▸ **Exercise brief**:
Will you extract the entries word for word? Images should not appear in the copy.

(Items from a data source)
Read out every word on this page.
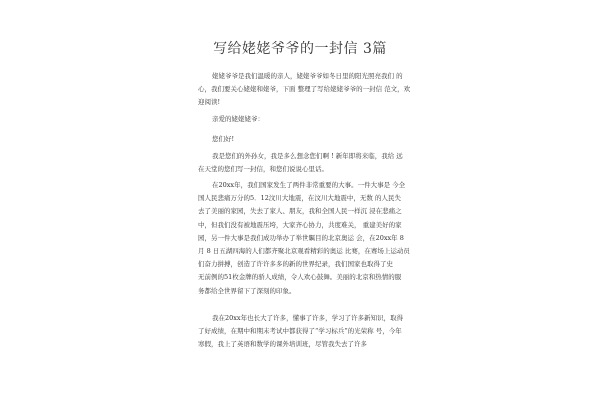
写给姥姥爷爷的一封信 3篇
姥姥爷爷是我们温暖的亲人，姥姥爷爷如冬日里的阳光照亮我们 的
心，我们要关心姥姥和姥爷，下面 整理了写给姥姥爷爷的一封信 范文，欢
迎阅读!
亲爱的姥姥姥爷：
您们好!
我是您们的外孙女，我是多么想念您们啊 ! 新年即将来临，我给 远
在天堂的您们写一封信，和您们说说心里话。
在20xx年，我们国家发生了两件非常重要的大事。一件大事是 今全
国人民悲痛万分的5．12汶川大地震，在汶川大地震中，无数 的人民失
去了美丽的家园，失去了家人、朋友，我和全国人民一样沉 浸在悲痛之
中，但我们没有被地震压垮，大家齐心协力，共度难关， 重建美好的家
园，另一件大事是我们成功举办了举世瞩目的北京奥运 会，在20xx年 8
月 8 日五湖四海的人们都齐聚北京观看精彩的奥运 比赛，在赛场上运动员
们奋力拼搏，创造了许许多多的新的世界纪录，我们国家也取得了史
无前例的51枚金牌的骄人成绩，令人欢心鼓舞。美丽的北京和热情的服
务都给全世界留下了深刻的印象。
我在20xx年也长大了许多，懂事了许多，学习了许多新知识，取得
了好成绩，在期中和期末考试中都获得了“学习标兵”的光荣称 号，今年
寒假，我上了英语和数学的课外培训班，尽管我失去了许多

▸ **Full solution**:
Read out every word on this page.
写给姥姥爷爷的一封信 3篇
姥姥爷爷是我们温暖的亲人，姥姥爷爷如冬日里的阳光照亮我们 的
心，我们要关心姥姥和姥爷，下面 整理了写给姥姥爷爷的一封信 范文，欢
迎阅读!
亲爱的姥姥姥爷：
您们好!
我是您们的外孙女，我是多么想念您们啊 ! 新年即将来临，我给 远
在天堂的您们写一封信，和您们说说心里话。
在20xx年，我们国家发生了两件非常重要的大事。一件大事是 今全
国人民悲痛万分的5．12汶川大地震，在汶川大地震中，无数 的人民失
去了美丽的家园，失去了家人、朋友，我和全国人民一样沉 浸在悲痛之
中，但我们没有被地震压垮，大家齐心协力，共度难关， 重建美好的家
园，另一件大事是我们成功举办了举世瞩目的北京奥运 会，在20xx年 8
月 8 日五湖四海的人们都齐聚北京观看精彩的奥运 比赛，在赛场上运动员
们奋力拼搏，创造了许许多多的新的世界纪录，我们国家也取得了史
无前例的51枚金牌的骄人成绩，令人欢心鼓舞。美丽的北京和热情的服
务都给全世界留下了深刻的印象。
我在20xx年也长大了许多，懂事了许多，学习了许多新知识，取得
了好成绩，在期中和期末考试中都获得了“学习标兵”的光荣称 号，今年
寒假，我上了英语和数学的课外培训班，尽管我失去了许多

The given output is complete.